— Extracts from a graphics dataset —
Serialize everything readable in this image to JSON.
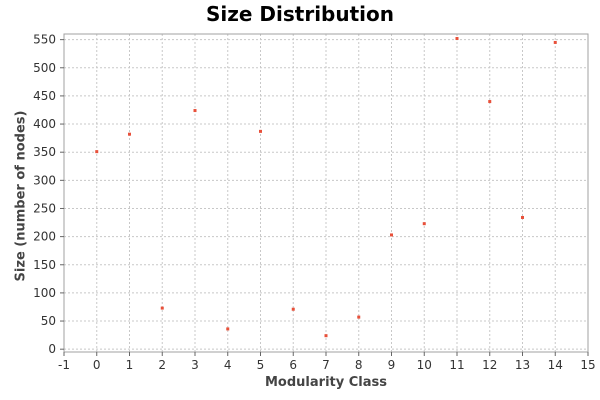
{
  "chart_data": {
    "type": "scatter",
    "title": "Size Distribution",
    "xlabel": "Modularity Class",
    "ylabel": "Size (number of nodes)",
    "xlim": [
      -1,
      15
    ],
    "ylim": [
      -5,
      560
    ],
    "xticks": [
      -1,
      0,
      1,
      2,
      3,
      4,
      5,
      6,
      7,
      8,
      9,
      10,
      11,
      12,
      13,
      14,
      15
    ],
    "yticks": [
      0,
      50,
      100,
      150,
      200,
      250,
      300,
      350,
      400,
      450,
      500,
      550
    ],
    "grid": true,
    "point_color": "#e8503a",
    "series": [
      {
        "x": [
          0,
          1,
          2,
          3,
          4,
          5,
          6,
          7,
          8,
          9,
          10,
          11,
          12,
          13,
          14
        ],
        "y": [
          351,
          382,
          73,
          424,
          36,
          387,
          71,
          24,
          57,
          203,
          223,
          552,
          440,
          234,
          545
        ]
      }
    ]
  }
}
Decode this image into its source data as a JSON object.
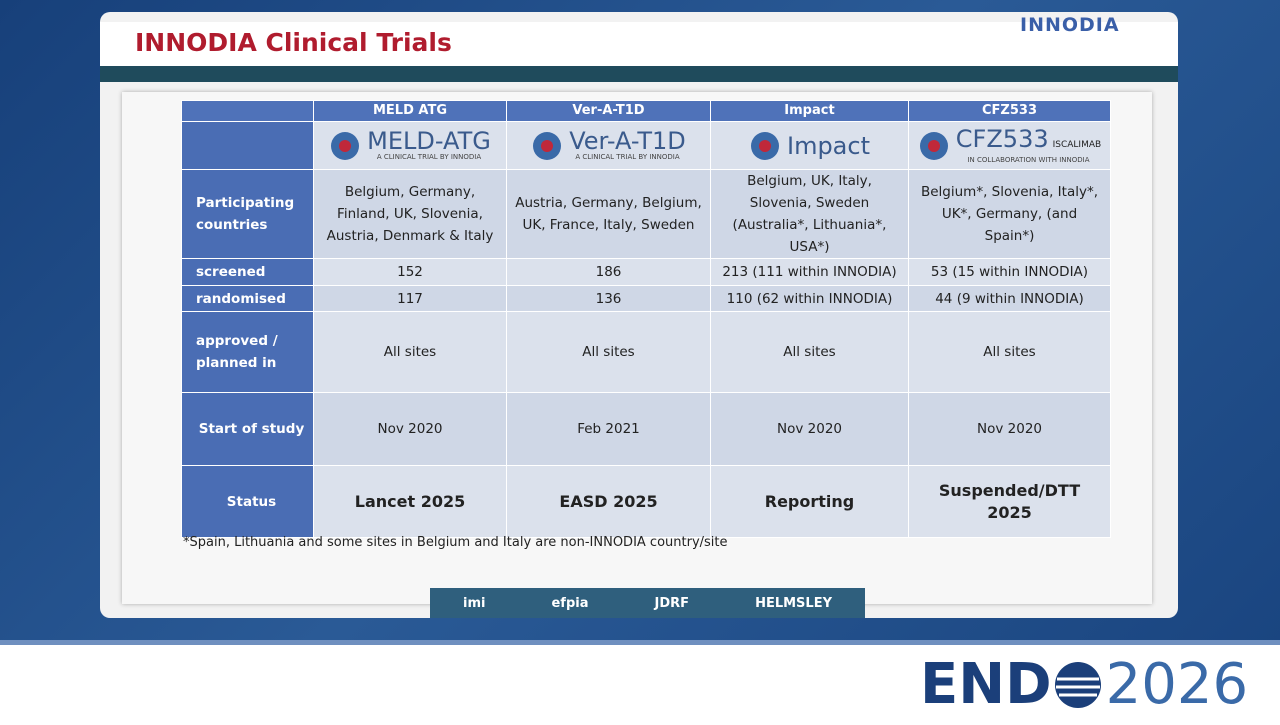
{
  "header": {
    "title": "INNODIA Clinical Trials",
    "logo": "INNODIA"
  },
  "table": {
    "columns": [
      "MELD ATG",
      "Ver-A-T1D",
      "Impact",
      "CFZ533"
    ],
    "logos": [
      {
        "name": "MELD-ATG",
        "tagline": "A CLINICAL TRIAL BY INNODIA"
      },
      {
        "name": "Ver-A-T1D",
        "tagline": "A CLINICAL TRIAL BY INNODIA"
      },
      {
        "name": "Impact"
      },
      {
        "name": "CFZ533",
        "sub": "ISCALIMAB",
        "tagline": "IN COLLABORATION WITH INNODIA"
      }
    ],
    "rows": [
      {
        "label": "Participating countries",
        "cells": [
          "Belgium, Germany, Finland, UK, Slovenia, Austria, Denmark & Italy",
          "Austria, Germany, Belgium, UK, France, Italy, Sweden",
          "Belgium, UK, Italy, Slovenia, Sweden (Australia*, Lithuania*, USA*)",
          "Belgium*, Slovenia, Italy*, UK*, Germany, (and Spain*)"
        ]
      },
      {
        "label": "screened",
        "cells": [
          "152",
          "186",
          "213 (111 within INNODIA)",
          "53 (15 within INNODIA)"
        ]
      },
      {
        "label": "randomised",
        "cells": [
          "117",
          "136",
          "110 (62 within INNODIA)",
          "44 (9 within INNODIA)"
        ]
      },
      {
        "label": "approved / planned in",
        "cells": [
          "All sites",
          "All sites",
          "All sites",
          "All sites"
        ]
      },
      {
        "label": "Start of study",
        "cells": [
          "Nov 2020",
          "Feb 2021",
          "Nov 2020",
          "Nov 2020"
        ]
      },
      {
        "label": "Status",
        "cells": [
          "Lancet 2025",
          "EASD 2025",
          "Reporting",
          "Suspended/DTT 2025"
        ]
      }
    ]
  },
  "footnote": "*Spain, Lithuania and some sites in Belgium and Italy are non-INNODIA country/site",
  "sponsors": [
    "imi",
    "efpia",
    "JDRF",
    "HELMSLEY"
  ],
  "event": {
    "name": "END",
    "year": "2026"
  }
}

— Exercise brief —
Report all lines of the material that contain the word "Belgium".

— Answer to this problem —
          "Belgium, Germany, Finland, UK, Slovenia, Austria, Denmark & Italy",
          "Austria, Germany, Belgium, UK, France, Italy, Sweden",
          "Belgium, UK, Italy, Slovenia, Sweden (Australia*, Lithuania*, USA*)",
          "Belgium*, Slovenia, Italy*, UK*, Germany, (and Spain*)"
  "footnote": "*Spain, Lithuania and some sites in Belgium and Italy are non-INNODIA country/site",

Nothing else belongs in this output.